» **Provided material**:
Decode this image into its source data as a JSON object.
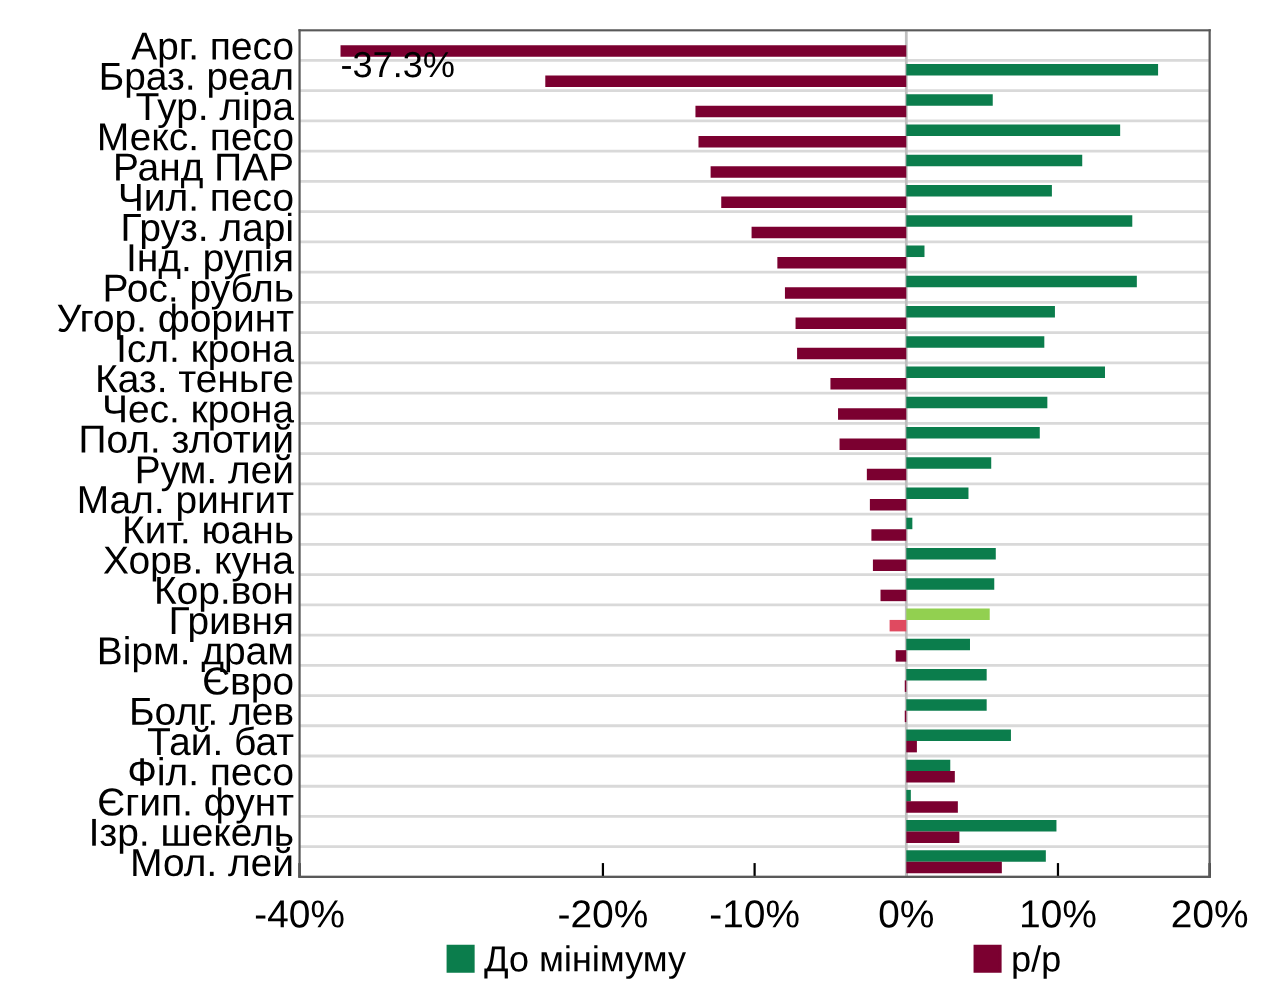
{
  "chart_data": {
    "type": "bar",
    "orientation": "horizontal",
    "categories": [
      "Арг. песо",
      "Браз. реал",
      "Тур. ліра",
      "Мекс. песо",
      "Ранд ПАР",
      "Чил. песо",
      "Груз. ларі",
      "Інд. рупія",
      "Рос. рубль",
      "Угор. форинт",
      "Ісл. крона",
      "Каз. теньге",
      "Чес. крона",
      "Пол. злотий",
      "Рум. лей",
      "Мал. рингит",
      "Кит. юань",
      "Хорв. куна",
      "Кор.вон",
      "Гривня",
      "Вірм. драм",
      "Євро",
      "Болг. лев",
      "Тай. бат",
      "Філ. песо",
      "Єгип. фунт",
      "Ізр. шекель",
      "Мол. лей"
    ],
    "series": [
      {
        "name": "До мінімуму",
        "color": "#0b7d4c",
        "colors": [
          "#0b7d4c",
          "#0b7d4c",
          "#0b7d4c",
          "#0b7d4c",
          "#0b7d4c",
          "#0b7d4c",
          "#0b7d4c",
          "#0b7d4c",
          "#0b7d4c",
          "#0b7d4c",
          "#0b7d4c",
          "#0b7d4c",
          "#0b7d4c",
          "#0b7d4c",
          "#0b7d4c",
          "#0b7d4c",
          "#0b7d4c",
          "#0b7d4c",
          "#0b7d4c",
          "#92d050",
          "#0b7d4c",
          "#0b7d4c",
          "#0b7d4c",
          "#0b7d4c",
          "#0b7d4c",
          "#0b7d4c",
          "#0b7d4c",
          "#0b7d4c"
        ],
        "values": [
          null,
          16.6,
          5.7,
          14.1,
          11.6,
          9.6,
          14.9,
          1.2,
          15.2,
          9.8,
          9.1,
          13.1,
          9.3,
          8.8,
          5.6,
          4.1,
          0.4,
          5.9,
          5.8,
          5.5,
          4.2,
          5.3,
          5.3,
          6.9,
          2.9,
          0.3,
          9.9,
          9.2
        ]
      },
      {
        "name": "р/р",
        "color": "#7b0030",
        "colors": [
          "#7b0030",
          "#7b0030",
          "#7b0030",
          "#7b0030",
          "#7b0030",
          "#7b0030",
          "#7b0030",
          "#7b0030",
          "#7b0030",
          "#7b0030",
          "#7b0030",
          "#7b0030",
          "#7b0030",
          "#7b0030",
          "#7b0030",
          "#7b0030",
          "#7b0030",
          "#7b0030",
          "#7b0030",
          "#e04a60",
          "#7b0030",
          "#7b0030",
          "#7b0030",
          "#7b0030",
          "#7b0030",
          "#7b0030",
          "#7b0030",
          "#7b0030"
        ],
        "values": [
          -37.3,
          -23.8,
          -13.9,
          -13.7,
          -12.9,
          -12.2,
          -10.2,
          -8.5,
          -8.0,
          -7.3,
          -7.2,
          -5.0,
          -4.5,
          -4.4,
          -2.6,
          -2.4,
          -2.3,
          -2.2,
          -1.7,
          -1.1,
          -0.7,
          -0.1,
          -0.1,
          0.7,
          3.2,
          3.4,
          3.5,
          6.3
        ],
        "value_labels": [
          "-37.3%",
          null,
          null,
          null,
          null,
          null,
          null,
          null,
          null,
          null,
          null,
          null,
          null,
          null,
          null,
          null,
          null,
          null,
          null,
          null,
          null,
          null,
          null,
          null,
          null,
          null,
          null,
          null
        ]
      }
    ],
    "xlim": [
      -40,
      20
    ],
    "xticks": [
      {
        "value": -40,
        "label": "-40%"
      },
      {
        "value": -20,
        "label": "-20%"
      },
      {
        "value": -10,
        "label": "-10%"
      },
      {
        "value": 0,
        "label": "0%"
      },
      {
        "value": 10,
        "label": "10%"
      },
      {
        "value": 20,
        "label": "20%"
      }
    ],
    "grid": "y",
    "legend": "bottom"
  }
}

» **Short problem**: Each entry must be retyped word for word, with every image omitted.

» **The output**:
Decode this image into its source data as a JSON object.
{
  "chart_data": {
    "type": "bar",
    "orientation": "horizontal",
    "categories": [
      "Арг. песо",
      "Браз. реал",
      "Тур. ліра",
      "Мекс. песо",
      "Ранд ПАР",
      "Чил. песо",
      "Груз. ларі",
      "Інд. рупія",
      "Рос. рубль",
      "Угор. форинт",
      "Ісл. крона",
      "Каз. теньге",
      "Чес. крона",
      "Пол. злотий",
      "Рум. лей",
      "Мал. рингит",
      "Кит. юань",
      "Хорв. куна",
      "Кор.вон",
      "Гривня",
      "Вірм. драм",
      "Євро",
      "Болг. лев",
      "Тай. бат",
      "Філ. песо",
      "Єгип. фунт",
      "Ізр. шекель",
      "Мол. лей"
    ],
    "series": [
      {
        "name": "До мінімуму",
        "color": "#0b7d4c",
        "colors": [
          "#0b7d4c",
          "#0b7d4c",
          "#0b7d4c",
          "#0b7d4c",
          "#0b7d4c",
          "#0b7d4c",
          "#0b7d4c",
          "#0b7d4c",
          "#0b7d4c",
          "#0b7d4c",
          "#0b7d4c",
          "#0b7d4c",
          "#0b7d4c",
          "#0b7d4c",
          "#0b7d4c",
          "#0b7d4c",
          "#0b7d4c",
          "#0b7d4c",
          "#0b7d4c",
          "#92d050",
          "#0b7d4c",
          "#0b7d4c",
          "#0b7d4c",
          "#0b7d4c",
          "#0b7d4c",
          "#0b7d4c",
          "#0b7d4c",
          "#0b7d4c"
        ],
        "values": [
          null,
          16.6,
          5.7,
          14.1,
          11.6,
          9.6,
          14.9,
          1.2,
          15.2,
          9.8,
          9.1,
          13.1,
          9.3,
          8.8,
          5.6,
          4.1,
          0.4,
          5.9,
          5.8,
          5.5,
          4.2,
          5.3,
          5.3,
          6.9,
          2.9,
          0.3,
          9.9,
          9.2
        ]
      },
      {
        "name": "р/р",
        "color": "#7b0030",
        "colors": [
          "#7b0030",
          "#7b0030",
          "#7b0030",
          "#7b0030",
          "#7b0030",
          "#7b0030",
          "#7b0030",
          "#7b0030",
          "#7b0030",
          "#7b0030",
          "#7b0030",
          "#7b0030",
          "#7b0030",
          "#7b0030",
          "#7b0030",
          "#7b0030",
          "#7b0030",
          "#7b0030",
          "#7b0030",
          "#e04a60",
          "#7b0030",
          "#7b0030",
          "#7b0030",
          "#7b0030",
          "#7b0030",
          "#7b0030",
          "#7b0030",
          "#7b0030"
        ],
        "values": [
          -37.3,
          -23.8,
          -13.9,
          -13.7,
          -12.9,
          -12.2,
          -10.2,
          -8.5,
          -8.0,
          -7.3,
          -7.2,
          -5.0,
          -4.5,
          -4.4,
          -2.6,
          -2.4,
          -2.3,
          -2.2,
          -1.7,
          -1.1,
          -0.7,
          -0.1,
          -0.1,
          0.7,
          3.2,
          3.4,
          3.5,
          6.3
        ],
        "value_labels": [
          "-37.3%",
          null,
          null,
          null,
          null,
          null,
          null,
          null,
          null,
          null,
          null,
          null,
          null,
          null,
          null,
          null,
          null,
          null,
          null,
          null,
          null,
          null,
          null,
          null,
          null,
          null,
          null,
          null
        ]
      }
    ],
    "xlim": [
      -40,
      20
    ],
    "xticks": [
      {
        "value": -40,
        "label": "-40%"
      },
      {
        "value": -20,
        "label": "-20%"
      },
      {
        "value": -10,
        "label": "-10%"
      },
      {
        "value": 0,
        "label": "0%"
      },
      {
        "value": 10,
        "label": "10%"
      },
      {
        "value": 20,
        "label": "20%"
      }
    ],
    "grid": "y",
    "legend": "bottom"
  }
}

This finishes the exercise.